Florian v. United States

Decision Date16 October 1940
Docket NumberNo. 7168.,7168.
Citation114 F.2d 990
PartiesFLORIAN v. UNITED STATES.
CourtU.S. Court of Appeals — Seventh Circuit

Stephen A. Cross, of Chicago, Ill., for appellant.

Julius C. Martin, Wilbur C. Pickett, and Fendall Marbury, Dept. of Justice, all of Washington, D. C., and Wm. J. Campbell, B. F. Schwartz, U. S. Attys., both of Chicago, Ill., William M. Lytle, Atty. Dept. of Justice, of Chicago, Ill., for appellee.

Before SPARKS, MAJOR, and TREANOR, Circuit Judges.

MAJOR, Circuit Judge.

This is an appeal from an order of the District Court entered October 23, 1939, as modified by its order of October 26, 1939, which order originally and as modified contains certain findings of fact and conclusions of law raised by plaintiff's motion to strike a certain paragraph of defendant's answer, and for summary judgment.

Defendant has moved to dismiss the appeal on the ground that this court is without jurisdiction. It therefore seems important to state the facts as they pertain to the jurisdictional question.

# Given exercise 1:
In the Florian v. United States opinion, on what ground does the defendant move to dismiss the appeal?
# Given exercise 2:
Return the part of the Florian v. United States opinion between "Stephen A. Cross, of" and "the jurisdictional question.", inclusive.
# Given exercise 3:
Write the next part of the Florian v. United States opinion, starting after its final sentence.
The rows are not needed for any of this.

# Material supplied:
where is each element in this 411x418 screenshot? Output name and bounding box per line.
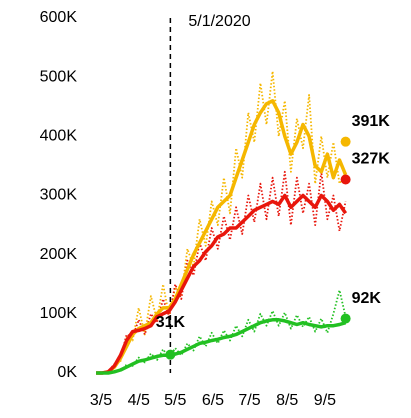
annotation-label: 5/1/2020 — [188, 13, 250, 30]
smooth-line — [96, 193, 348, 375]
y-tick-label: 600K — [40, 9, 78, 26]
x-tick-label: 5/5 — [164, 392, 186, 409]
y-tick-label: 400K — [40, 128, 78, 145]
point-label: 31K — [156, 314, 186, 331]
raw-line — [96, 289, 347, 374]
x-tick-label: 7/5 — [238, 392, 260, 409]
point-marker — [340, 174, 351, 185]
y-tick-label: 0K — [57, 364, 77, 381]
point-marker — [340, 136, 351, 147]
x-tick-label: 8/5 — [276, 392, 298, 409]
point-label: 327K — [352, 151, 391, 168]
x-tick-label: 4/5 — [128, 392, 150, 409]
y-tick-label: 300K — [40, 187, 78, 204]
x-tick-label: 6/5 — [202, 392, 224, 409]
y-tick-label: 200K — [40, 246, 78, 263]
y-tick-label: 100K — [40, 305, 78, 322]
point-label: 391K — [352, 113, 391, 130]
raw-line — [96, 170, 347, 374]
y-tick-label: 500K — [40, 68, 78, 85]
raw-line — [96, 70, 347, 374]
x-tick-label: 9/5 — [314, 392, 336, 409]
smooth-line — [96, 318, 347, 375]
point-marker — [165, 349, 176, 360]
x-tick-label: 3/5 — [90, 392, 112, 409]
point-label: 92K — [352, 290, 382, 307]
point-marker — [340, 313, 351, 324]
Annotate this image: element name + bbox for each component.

# Final answer 1:
That the court is without jurisdiction.

# Final answer 2:
Stephen A. Cross, of Chicago, Ill., for appellant.

Julius C. Martin, Wilbur C. Pickett, and Fendall Marbury, Dept. of Justice, all of Washington, D. C., and Wm. J. Campbell, B. F. Schwartz, U. S. Attys., both of Chicago, Ill., William M. Lytle, Atty. Dept. of Justice, of Chicago, Ill., for appellee.

Before SPARKS, MAJOR, and TREANOR, Circuit Judges.

MAJOR, Circuit Judge.

This is an appeal from an order of the District Court entered October 23, 1939, as modified by its order of October 26, 1939, which order originally and as modified contains certain findings of fact and conclusions of law raised by plaintiff's motion to strike a certain paragraph of defendant's answer, and for summary judgment.

Defendant has moved to dismiss the appeal on the ground that this court is without jurisdiction. It therefore seems important to state the facts as they pertain to the jurisdictional question.

# Final answer 3:
Suit was filed September 7, 1932 upon a $10,000 War Risk Insurance contract issued to William G. Florian, now deceased, in which Anton Florian, his father, was named beneficiary, alleging that the insured became permanently and totally disabled while the insurance was in force. To this petition defendant filed an answer on February 26, 1936, denying the material allegations of the complaint. On December 9, 1937, the plaintiff (executor of the Last Will and Testament of the deceased beneficiary) filed an amended petition, and on February 18, 1938, an additional count. On January 18, 1939, defendant filed an answer to the amended petition and additional count. The additional count, so far as now material, alleged that at the time the insured was discharged from the military service he was suffering from a compensable disability and, that at the time of his death on May 21, 1924 there was due and owing him, and he was entitled to, compensation remaining uncollected in a sum sufficient, if applied to the payment of premiums, to purchase insurance under the provisions of Section 305 of the World War Veterans' Act, June 7, 1924, as amended, 38 U.S.C.A. § 516.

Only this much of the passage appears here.